[Information supplied]
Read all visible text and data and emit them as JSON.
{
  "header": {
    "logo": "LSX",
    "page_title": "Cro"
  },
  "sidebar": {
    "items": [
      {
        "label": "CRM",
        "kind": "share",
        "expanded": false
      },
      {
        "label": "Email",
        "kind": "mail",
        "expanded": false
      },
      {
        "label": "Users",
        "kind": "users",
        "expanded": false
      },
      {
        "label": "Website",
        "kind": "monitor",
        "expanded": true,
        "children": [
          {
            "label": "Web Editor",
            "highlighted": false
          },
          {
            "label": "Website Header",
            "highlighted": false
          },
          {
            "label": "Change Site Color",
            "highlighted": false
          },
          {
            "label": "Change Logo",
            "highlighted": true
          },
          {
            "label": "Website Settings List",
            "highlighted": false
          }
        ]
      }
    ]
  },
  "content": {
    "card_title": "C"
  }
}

[Task requirements] Where a line holds "label", copy it out.

[Full output]
        "label": "CRM",
        "label": "Email",
        "label": "Users",
        "label": "Website",
            "label": "Web Editor",
            "label": "Website Header",
            "label": "Change Site Color",
            "label": "Change Logo",
            "label": "Website Settings List",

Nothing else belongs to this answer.